Collected data:
######

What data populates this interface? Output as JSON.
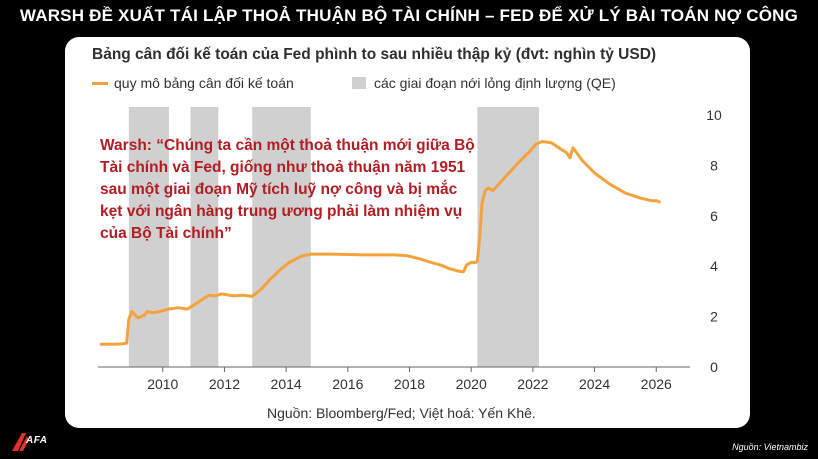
{
  "headline": "WARSH ĐỀ XUẤT TÁI LẬP THOẢ THUẬN BỘ TÀI CHÍNH – FED ĐỂ XỬ LÝ BÀI TOÁN NỢ CÔNG",
  "credit": "Nguồn: Vietnambiz",
  "logo_text": "AFA",
  "chart_data": {
    "type": "line",
    "title": "Bảng cân đối kế toán của Fed phình to sau nhiều thập kỷ (đvt: nghìn tỷ USD)",
    "legend": [
      "quy mô bảng cân đối kế toán",
      "các giai đoạn nới lỏng định lượng (QE)"
    ],
    "legend_position": "top",
    "source": "Nguồn: Bloomberg/Fed; Việt hoá: Yến Khê.",
    "quote": "Warsh: “Chúng ta cần một thoả thuận mới giữa Bộ Tài chính và Fed, giống như thoả thuận năm 1951 sau một giai đoạn Mỹ tích luỹ nợ công và bị mắc kẹt với ngân hàng trung ương phải làm nhiệm vụ của Bộ Tài chính”",
    "xlim": [
      2007.9,
      2026.9
    ],
    "ylim": [
      0,
      10
    ],
    "x_ticks": [
      "2010",
      "2012",
      "2014",
      "2016",
      "2018",
      "2020",
      "2022",
      "2024",
      "2026"
    ],
    "y_ticks": [
      "0",
      "2",
      "4",
      "6",
      "8",
      "10"
    ],
    "y_axis_side": "right",
    "grid": false,
    "qe_periods": [
      [
        2008.9,
        2010.2
      ],
      [
        2010.9,
        2011.8
      ],
      [
        2012.9,
        2014.8
      ],
      [
        2020.2,
        2022.2
      ]
    ],
    "series": [
      {
        "color": "#f5a23c",
        "x": [
          2008.0,
          2008.5,
          2008.7,
          2008.83,
          2008.9,
          2009.0,
          2009.2,
          2009.4,
          2009.5,
          2009.7,
          2009.9,
          2010.2,
          2010.5,
          2010.8,
          2011.0,
          2011.3,
          2011.5,
          2011.7,
          2011.9,
          2012.3,
          2012.6,
          2012.9,
          2013.2,
          2013.5,
          2013.8,
          2014.1,
          2014.5,
          2014.8,
          2015.5,
          2016.5,
          2017.5,
          2017.9,
          2018.3,
          2018.7,
          2019.0,
          2019.3,
          2019.6,
          2019.75,
          2019.85,
          2020.0,
          2020.15,
          2020.2,
          2020.28,
          2020.35,
          2020.45,
          2020.55,
          2020.7,
          2021.0,
          2021.3,
          2021.6,
          2021.9,
          2022.1,
          2022.3,
          2022.6,
          2022.9,
          2023.1,
          2023.2,
          2023.3,
          2023.6,
          2024.0,
          2024.5,
          2025.0,
          2025.5,
          2025.85,
          2026.0,
          2026.1
        ],
        "y": [
          0.9,
          0.9,
          0.92,
          0.95,
          1.9,
          2.2,
          1.95,
          2.05,
          2.2,
          2.15,
          2.2,
          2.3,
          2.35,
          2.3,
          2.45,
          2.7,
          2.85,
          2.82,
          2.9,
          2.82,
          2.85,
          2.8,
          3.1,
          3.5,
          3.85,
          4.15,
          4.4,
          4.48,
          4.48,
          4.45,
          4.45,
          4.42,
          4.3,
          4.15,
          4.05,
          3.9,
          3.8,
          3.78,
          4.05,
          4.15,
          4.15,
          4.2,
          5.2,
          6.5,
          7.0,
          7.1,
          7.0,
          7.4,
          7.8,
          8.2,
          8.55,
          8.85,
          8.95,
          8.9,
          8.65,
          8.5,
          8.3,
          8.7,
          8.2,
          7.7,
          7.25,
          6.9,
          6.7,
          6.6,
          6.6,
          6.55
        ]
      }
    ]
  }
}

######

Copy every line that includes the string "giai" from the material above.

      "các giai đoạn nới lỏng định lượng (QE)"
    "quote": "Warsh: “Chúng ta cần một thoả thuận mới giữa Bộ Tài chính và Fed, giống như thoả thuận năm 1951 sau một giai đoạn Mỹ tích luỹ nợ công và bị mắc kẹt với ngân hàng trung ương phải làm nhiệm vụ của Bộ Tài chính”",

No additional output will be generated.